Treated greywater—wastewater produced from households without toilet water but including water from bathtubs, showers, hand basins, laundry machines, and kitchen sinks—is another nonconventional water resource that can reduce water scarcity [14, 21–25]. It accounts for about 75% of the domestic wastewater, although it could be up to 100% if dry latrines are used [26, 27]. Blackwater—toilet water—represents a smaller fraction of the domestic wastewater and has higher nutrient content than COD-rich greywater [28]. Because of that, it can be beneficial to separate them at the source, leading not only to greywater reuse but also to possible blackwater and kitchen waste combined disposal [29]. While greywater separation and reuse have clear advantages, poor management could cause environmental or human health problems [30-32]. One example of a poor manager is poor storage, which might turn greywater septic in 1-2 days, causing odors and deteriorating quality [32]. Another is cross-contamination with blackwater. Even infractions as minor as 6-8% further treatment might be required [33].

The reuse of wastewater is a contested subject worldwide [34, 35]. For instance, Dolinčar and Saunders [36] reported that the acceptance of recycled water use varies with education, age, income, and gender. Acceptance also varies across the globe. Abdelrahman et al. [37] showed that the majority of the public (55%) in the United Arab Emirates agreed to use treated wastewater for irrigation of nonfood crops but refused to use it for irrigation of food crops (66%). In the Omanite Muscat Governorate, 76% of the population accepted reusing greywater for gardening, 66% for toilet flushing, and 53% for car washing [38]. In Turkey, respondents to a nationwide questionnaire were concerned with the health risks of reused greywater. Still, they accepted its reuse for applications without close personal contact like toilet flushing, cleaning roads, or construction [39].

Public dissemination campaigns are necessary if we want the general public to be (1) aware of the risks and benefits of greywater reuse and (2) supportive of it. When it comes to water reuse projects, it is necessary to work with the public from the beginning, mainly if drinking is one of the intended options [40]. In a review of greywater reuse, Radingoana et al. [41] indicated that public acceptance is as much a key factor for the success of these projects as the technical aspects. They also suggested that communicating best practices on treatment and reuse to local communities is one of the most important steps towards securing a sustainable water supply in rural areas. As necessary as supplying technical information in an accessible manner might be, however, water reuse also requires personal engagement on the part of the citizens. Campaigns with attitude-related messages—e.g., greywater reuse will protect water resources—and personal norm-related ones—treatment systems are the norm—were found to be more successful in this regard [42].

---

**TASK TO COMPLETE:** Reproduce the passage on greywater reuse word for word, starting at "The reuse of" and ending at "or construction [39].".

(Document layout detection data)
---

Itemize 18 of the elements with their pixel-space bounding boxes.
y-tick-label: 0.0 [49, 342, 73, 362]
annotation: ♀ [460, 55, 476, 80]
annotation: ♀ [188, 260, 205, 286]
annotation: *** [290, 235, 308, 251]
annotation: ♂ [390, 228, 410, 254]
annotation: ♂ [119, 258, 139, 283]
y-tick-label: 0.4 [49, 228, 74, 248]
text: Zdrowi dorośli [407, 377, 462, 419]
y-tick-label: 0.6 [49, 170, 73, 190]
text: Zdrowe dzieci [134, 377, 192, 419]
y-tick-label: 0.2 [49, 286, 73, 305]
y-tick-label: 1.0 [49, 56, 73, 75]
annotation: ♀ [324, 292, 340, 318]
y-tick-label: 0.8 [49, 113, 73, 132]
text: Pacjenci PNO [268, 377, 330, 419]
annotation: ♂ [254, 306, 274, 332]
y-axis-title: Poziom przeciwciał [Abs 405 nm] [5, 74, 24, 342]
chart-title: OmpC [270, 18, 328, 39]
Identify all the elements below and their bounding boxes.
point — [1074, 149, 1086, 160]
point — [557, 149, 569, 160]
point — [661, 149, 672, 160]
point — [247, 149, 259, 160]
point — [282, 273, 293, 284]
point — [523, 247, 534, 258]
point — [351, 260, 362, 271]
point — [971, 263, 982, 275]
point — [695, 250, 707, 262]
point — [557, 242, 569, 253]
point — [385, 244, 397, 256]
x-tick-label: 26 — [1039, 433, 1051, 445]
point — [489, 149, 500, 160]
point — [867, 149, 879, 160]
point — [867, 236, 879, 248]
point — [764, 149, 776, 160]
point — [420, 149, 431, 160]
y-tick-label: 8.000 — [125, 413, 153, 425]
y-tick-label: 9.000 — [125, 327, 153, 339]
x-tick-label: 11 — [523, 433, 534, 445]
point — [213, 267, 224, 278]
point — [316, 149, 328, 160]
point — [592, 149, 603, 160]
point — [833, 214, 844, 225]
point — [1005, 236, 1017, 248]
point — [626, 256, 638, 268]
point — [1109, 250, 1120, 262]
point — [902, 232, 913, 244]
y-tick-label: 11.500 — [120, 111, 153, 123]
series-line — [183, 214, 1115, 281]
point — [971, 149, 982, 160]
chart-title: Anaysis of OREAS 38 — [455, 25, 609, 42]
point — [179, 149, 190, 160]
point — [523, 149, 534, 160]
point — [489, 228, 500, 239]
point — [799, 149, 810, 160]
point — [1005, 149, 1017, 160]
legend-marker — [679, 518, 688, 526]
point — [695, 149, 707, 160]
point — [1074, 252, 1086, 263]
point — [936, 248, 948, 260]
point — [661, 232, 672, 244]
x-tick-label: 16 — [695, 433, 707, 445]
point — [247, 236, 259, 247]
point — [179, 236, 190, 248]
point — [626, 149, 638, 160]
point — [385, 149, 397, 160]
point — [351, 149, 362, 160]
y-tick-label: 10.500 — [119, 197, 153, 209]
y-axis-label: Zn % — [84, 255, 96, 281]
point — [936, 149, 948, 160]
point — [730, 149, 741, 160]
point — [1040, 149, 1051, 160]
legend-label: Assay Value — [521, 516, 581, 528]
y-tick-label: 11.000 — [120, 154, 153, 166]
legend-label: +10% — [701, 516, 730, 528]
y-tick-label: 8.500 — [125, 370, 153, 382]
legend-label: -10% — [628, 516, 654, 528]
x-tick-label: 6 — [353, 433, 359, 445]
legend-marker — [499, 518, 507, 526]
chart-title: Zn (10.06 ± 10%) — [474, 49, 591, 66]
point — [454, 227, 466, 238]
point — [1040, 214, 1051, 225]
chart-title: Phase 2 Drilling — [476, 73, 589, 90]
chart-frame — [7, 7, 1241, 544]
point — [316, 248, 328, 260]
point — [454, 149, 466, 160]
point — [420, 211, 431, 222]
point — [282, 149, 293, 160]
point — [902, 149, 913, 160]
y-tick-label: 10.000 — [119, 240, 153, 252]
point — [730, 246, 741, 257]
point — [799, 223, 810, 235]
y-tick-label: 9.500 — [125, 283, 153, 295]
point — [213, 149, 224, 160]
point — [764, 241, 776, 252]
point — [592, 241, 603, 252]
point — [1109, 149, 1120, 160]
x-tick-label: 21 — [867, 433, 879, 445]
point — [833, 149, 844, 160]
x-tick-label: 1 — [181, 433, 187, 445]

---

**COMPLETED TASK:**
The reuse of wastewater is a contested subject worldwide [34, 35]. For instance, Dolinčar and Saunders [36] reported that the acceptance of recycled water use varies with education, age, income, and gender. Acceptance also varies across the globe. Abdelrahman et al. [37] showed that the majority of the public (55%) in the United Arab Emirates agreed to use treated wastewater for irrigation of nonfood crops but refused to use it for irrigation of food crops (66%). In the Omanite Muscat Governorate, 76% of the population accepted reusing greywater for gardening, 66% for toilet flushing, and 53% for car washing [38]. In Turkey, respondents to a nationwide questionnaire were concerned with the health risks of reused greywater. Still, they accepted its reuse for applications without close personal contact like toilet flushing, cleaning roads, or construction [39].